- _Task objective_
Can you render every line of the listing below as a numbered list, leaving out any blank lines?
─── Supplied entries
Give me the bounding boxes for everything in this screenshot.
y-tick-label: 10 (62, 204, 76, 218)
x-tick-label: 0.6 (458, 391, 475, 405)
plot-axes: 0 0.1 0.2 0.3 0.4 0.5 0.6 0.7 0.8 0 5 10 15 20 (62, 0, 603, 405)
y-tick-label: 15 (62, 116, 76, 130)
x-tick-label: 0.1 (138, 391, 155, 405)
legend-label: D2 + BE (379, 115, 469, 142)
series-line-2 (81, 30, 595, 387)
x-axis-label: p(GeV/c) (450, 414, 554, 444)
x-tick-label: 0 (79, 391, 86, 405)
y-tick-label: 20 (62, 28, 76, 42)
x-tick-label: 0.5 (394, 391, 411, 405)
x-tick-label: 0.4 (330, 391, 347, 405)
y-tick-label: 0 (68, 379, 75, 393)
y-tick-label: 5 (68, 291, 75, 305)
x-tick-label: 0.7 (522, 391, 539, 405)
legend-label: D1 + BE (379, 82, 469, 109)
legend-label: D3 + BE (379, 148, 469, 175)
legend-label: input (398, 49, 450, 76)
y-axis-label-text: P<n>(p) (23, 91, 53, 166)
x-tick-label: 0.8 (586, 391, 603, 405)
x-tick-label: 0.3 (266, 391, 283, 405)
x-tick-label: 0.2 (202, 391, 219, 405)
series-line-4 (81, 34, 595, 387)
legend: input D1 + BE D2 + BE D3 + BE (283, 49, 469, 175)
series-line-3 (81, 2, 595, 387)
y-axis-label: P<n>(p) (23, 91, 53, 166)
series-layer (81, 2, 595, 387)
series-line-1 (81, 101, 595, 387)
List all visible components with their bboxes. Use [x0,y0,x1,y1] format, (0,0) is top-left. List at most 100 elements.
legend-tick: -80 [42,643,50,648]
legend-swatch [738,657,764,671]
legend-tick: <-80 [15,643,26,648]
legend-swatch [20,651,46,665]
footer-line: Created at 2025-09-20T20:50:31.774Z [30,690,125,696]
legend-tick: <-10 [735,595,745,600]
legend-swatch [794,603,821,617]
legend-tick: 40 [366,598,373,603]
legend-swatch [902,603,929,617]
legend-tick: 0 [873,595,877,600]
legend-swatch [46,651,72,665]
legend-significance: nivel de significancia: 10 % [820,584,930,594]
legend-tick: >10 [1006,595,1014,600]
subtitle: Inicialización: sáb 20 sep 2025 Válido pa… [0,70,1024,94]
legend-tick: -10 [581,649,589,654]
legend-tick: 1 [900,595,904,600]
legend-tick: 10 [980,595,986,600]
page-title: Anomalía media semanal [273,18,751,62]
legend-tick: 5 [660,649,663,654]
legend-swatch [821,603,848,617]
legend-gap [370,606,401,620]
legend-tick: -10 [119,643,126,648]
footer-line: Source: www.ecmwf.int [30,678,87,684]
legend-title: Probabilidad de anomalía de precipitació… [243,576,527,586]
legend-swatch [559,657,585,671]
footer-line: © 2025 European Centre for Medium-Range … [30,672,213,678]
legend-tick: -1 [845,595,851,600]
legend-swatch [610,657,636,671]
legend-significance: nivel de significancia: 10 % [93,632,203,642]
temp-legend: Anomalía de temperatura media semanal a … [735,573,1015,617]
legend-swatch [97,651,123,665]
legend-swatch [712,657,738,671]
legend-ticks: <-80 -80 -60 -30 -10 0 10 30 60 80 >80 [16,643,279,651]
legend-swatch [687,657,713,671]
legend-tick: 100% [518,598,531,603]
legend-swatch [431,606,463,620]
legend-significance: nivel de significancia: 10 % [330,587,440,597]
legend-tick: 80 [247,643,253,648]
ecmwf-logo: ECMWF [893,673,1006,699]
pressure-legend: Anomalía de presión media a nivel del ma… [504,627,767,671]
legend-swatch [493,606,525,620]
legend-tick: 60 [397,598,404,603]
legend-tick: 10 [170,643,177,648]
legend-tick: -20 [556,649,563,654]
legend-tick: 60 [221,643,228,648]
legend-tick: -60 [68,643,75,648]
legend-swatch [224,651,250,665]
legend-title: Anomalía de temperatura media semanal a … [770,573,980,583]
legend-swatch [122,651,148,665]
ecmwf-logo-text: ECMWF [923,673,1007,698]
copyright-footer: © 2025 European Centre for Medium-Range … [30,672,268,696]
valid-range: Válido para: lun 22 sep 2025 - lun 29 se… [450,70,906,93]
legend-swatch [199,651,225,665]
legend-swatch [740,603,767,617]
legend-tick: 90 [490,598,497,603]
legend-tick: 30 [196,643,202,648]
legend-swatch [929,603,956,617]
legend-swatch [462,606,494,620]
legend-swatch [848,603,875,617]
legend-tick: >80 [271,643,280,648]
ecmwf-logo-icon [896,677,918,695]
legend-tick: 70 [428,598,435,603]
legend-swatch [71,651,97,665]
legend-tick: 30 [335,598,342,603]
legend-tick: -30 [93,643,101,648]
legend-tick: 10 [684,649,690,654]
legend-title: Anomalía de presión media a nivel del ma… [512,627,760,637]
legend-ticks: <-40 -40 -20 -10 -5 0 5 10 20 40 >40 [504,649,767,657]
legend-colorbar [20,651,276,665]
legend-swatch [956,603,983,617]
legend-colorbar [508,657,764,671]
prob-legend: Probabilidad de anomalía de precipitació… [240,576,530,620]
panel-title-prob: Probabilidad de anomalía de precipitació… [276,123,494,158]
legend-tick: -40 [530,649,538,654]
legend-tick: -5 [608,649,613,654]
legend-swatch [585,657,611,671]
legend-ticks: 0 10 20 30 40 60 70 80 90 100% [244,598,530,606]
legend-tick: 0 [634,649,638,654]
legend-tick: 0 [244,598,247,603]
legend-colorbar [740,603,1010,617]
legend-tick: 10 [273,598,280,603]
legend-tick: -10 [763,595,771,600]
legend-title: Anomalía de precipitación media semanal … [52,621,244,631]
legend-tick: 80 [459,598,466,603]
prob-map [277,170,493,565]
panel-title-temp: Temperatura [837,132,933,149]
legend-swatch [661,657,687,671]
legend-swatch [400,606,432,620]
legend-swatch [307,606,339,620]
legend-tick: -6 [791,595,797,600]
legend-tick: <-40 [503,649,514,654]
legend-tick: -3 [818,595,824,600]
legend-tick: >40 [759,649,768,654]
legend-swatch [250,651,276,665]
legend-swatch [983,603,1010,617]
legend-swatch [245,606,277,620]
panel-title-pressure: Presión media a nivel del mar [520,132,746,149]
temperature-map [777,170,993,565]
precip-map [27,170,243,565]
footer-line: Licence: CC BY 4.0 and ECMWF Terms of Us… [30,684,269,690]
──────
- _Result for this task_
1. Give me the bounding boxes for everything in this screenshot.
2. y-tick-label: 10 (62, 204, 76, 218)
3. x-tick-label: 0.6 (458, 391, 475, 405)
4. plot-axes: 0 0.1 0.2 0.3 0.4 0.5 0.6 0.7 0.8 0 5 10 15 20 (62, 0, 603, 405)
5. y-tick-label: 15 (62, 116, 76, 130)
6. x-tick-label: 0.1 (138, 391, 155, 405)
7. legend-label: D2 + BE (379, 115, 469, 142)
8. series-line-2 (81, 30, 595, 387)
9. x-axis-label: p(GeV/c) (450, 414, 554, 444)
10. x-tick-label: 0 (79, 391, 86, 405)
11. y-tick-label: 20 (62, 28, 76, 42)
12. x-tick-label: 0.5 (394, 391, 411, 405)
13. x-tick-label: 0.4 (330, 391, 347, 405)
14. y-tick-label: 0 (68, 379, 75, 393)
15. y-tick-label: 5 (68, 291, 75, 305)
16. x-tick-label: 0.7 (522, 391, 539, 405)
17. legend-label: D1 + BE (379, 82, 469, 109)
18. legend-label: D3 + BE (379, 148, 469, 175)
19. legend-label: input (398, 49, 450, 76)
20. y-axis-label-text: P<n>(p) (23, 91, 53, 166)
21. x-tick-label: 0.8 (586, 391, 603, 405)
22. x-tick-label: 0.3 (266, 391, 283, 405)
23. x-tick-label: 0.2 (202, 391, 219, 405)
24. series-line-4 (81, 34, 595, 387)
25. legend: input D1 + BE D2 + BE D3 + BE (283, 49, 469, 175)
26. series-line-3 (81, 2, 595, 387)
27. y-axis-label: P<n>(p) (23, 91, 53, 166)
28. series-layer (81, 2, 595, 387)
29. series-line-1 (81, 101, 595, 387)
30. List all visible components with their bboxes. Use [x0,y0,x1,y1] format, (0,0) is top-left. List at most 100 elements.
31. legend-tick: -80 [42,643,50,648]
32. legend-swatch [738,657,764,671]
33. legend-tick: <-80 [15,643,26,648]
34. legend-swatch [20,651,46,665]
35. footer-line: Created at 2025-09-20T20:50:31.774Z [30,690,125,696]
36. legend-tick: <-10 [735,595,745,600]
37. legend-swatch [794,603,821,617]
38. legend-tick: 40 [366,598,373,603]
39. legend-swatch [902,603,929,617]
40. legend-tick: 0 [873,595,877,600]
41. legend-swatch [46,651,72,665]
42. legend-significance: nivel de significancia: 10 % [820,584,930,594]
43. legend-tick: >10 [1006,595,1014,600]
44. subtitle: Inicialización: sáb 20 sep 2025 Válido pa… [0,70,1024,94]
45. legend-tick: -10 [581,649,589,654]
46. legend-tick: 1 [900,595,904,600]
47. legend-tick: 10 [980,595,986,600]
48. page-title: Anomalía media semanal [273,18,751,62]
49. legend-tick: 5 [660,649,663,654]
50. legend-swatch [821,603,848,617]
51. legend-gap [370,606,401,620]
52. legend-tick: -10 [119,643,126,648]
53. footer-line: Source: www.ecmwf.int [30,678,87,684]
54. legend-title: Probabilidad de anomalía de precipitació… [243,576,527,586]
55. legend-swatch [559,657,585,671]
56. footer-line: © 2025 European Centre for Medium-Range … [30,672,213,678]
57. legend-tick: -1 [845,595,851,600]
58. legend-swatch [610,657,636,671]
59. legend-significance: nivel de significancia: 10 % [93,632,203,642]
60. temp-legend: Anomalía de temperatura media semanal a … [735,573,1015,617]
61. legend-swatch [97,651,123,665]
62. legend-swatch [712,657,738,671]
63. legend-ticks: <-80 -80 -60 -30 -10 0 10 30 60 80 >80 [16,643,279,651]
64. legend-swatch [687,657,713,671]
65. legend-tick: 100% [518,598,531,603]
66. legend-swatch [431,606,463,620]
67. legend-significance: nivel de significancia: 10 % [330,587,440,597]
68. legend-tick: 80 [247,643,253,648]
69. ecmwf-logo: ECMWF [893,673,1006,699]
70. pressure-legend: Anomalía de presión media a nivel del ma… [504,627,767,671]
71. legend-swatch [493,606,525,620]
72. legend-tick: 60 [397,598,404,603]
73. legend-tick: 10 [170,643,177,648]
74. legend-tick: -20 [556,649,563,654]
75. legend-tick: 60 [221,643,228,648]
76. legend-tick: -60 [68,643,75,648]
77. legend-swatch [224,651,250,665]
78. legend-title: Anomalía de temperatura media semanal a … [770,573,980,583]
79. legend-swatch [122,651,148,665]
80. ecmwf-logo-text: ECMWF [923,673,1007,698]
81. copyright-footer: © 2025 European Centre for Medium-Range … [30,672,268,696]
82. valid-range: Válido para: lun 22 sep 2025 - lun 29 se… [450,70,906,93]
83. legend-swatch [199,651,225,665]
84. legend-swatch [740,603,767,617]
85. legend-tick: 90 [490,598,497,603]
86. legend-tick: 30 [196,643,202,648]
87. legend-swatch [929,603,956,617]
88. legend-swatch [462,606,494,620]
89. legend-swatch [848,603,875,617]
90. legend-tick: >80 [271,643,280,648]
91. ecmwf-logo-icon [896,677,918,695]
92. legend-tick: 70 [428,598,435,603]
93. legend-swatch [71,651,97,665]
94. legend-tick: 30 [335,598,342,603]
95. legend-tick: -30 [93,643,101,648]
96. legend-tick: 10 [684,649,690,654]
97. legend-title: Anomalía de presión media a nivel del ma… [512,627,760,637]
98. legend-ticks: <-40 -40 -20 -10 -5 0 5 10 20 40 >40 [504,649,767,657]
99. legend-colorbar [20,651,276,665]
100. legend-swatch [956,603,983,617]
101. legend-colorbar [508,657,764,671]
102. prob-legend: Probabilidad de anomalía de precipitació… [240,576,530,620]
103. panel-title-prob: Probabilidad de anomalía de precipitació… [276,123,494,158]
104. legend-tick: -40 [530,649,538,654]
105. legend-tick: -5 [608,649,613,654]
106. legend-swatch [585,657,611,671]
107. legend-ticks: 0 10 20 30 40 60 70 80 90 100% [244,598,530,606]
108. legend-tick: 0 [634,649,638,654]
109. legend-tick: 0 [244,598,247,603]
110. legend-colorbar [740,603,1010,617]
111. legend-tick: 10 [273,598,280,603]
112. legend-tick: -10 [763,595,771,600]
113. legend-title: Anomalía de precipitación media semanal … [52,621,244,631]
114. legend-tick: 80 [459,598,466,603]
115. prob-map [277,170,493,565]
116. panel-title-temp: Temperatura [837,132,933,149]
117. legend-swatch [661,657,687,671]
118. legend-swatch [400,606,432,620]
119. legend-swatch [307,606,339,620]
120. legend-tick: -6 [791,595,797,600]
121. legend-tick: <-40 [503,649,514,654]
122. legend-tick: -3 [818,595,824,600]
123. legend-tick: >40 [759,649,768,654]
124. legend-swatch [250,651,276,665]
125. legend-swatch [983,603,1010,617]
126. legend-swatch [245,606,277,620]
127. panel-title-pressure: Presión media a nivel del mar [520,132,746,149]
128. temperature-map [777,170,993,565]
129. precip-map [27,170,243,565]
130. footer-line: Licence: CC BY 4.0 and ECMWF Terms of Us… [30,684,269,690]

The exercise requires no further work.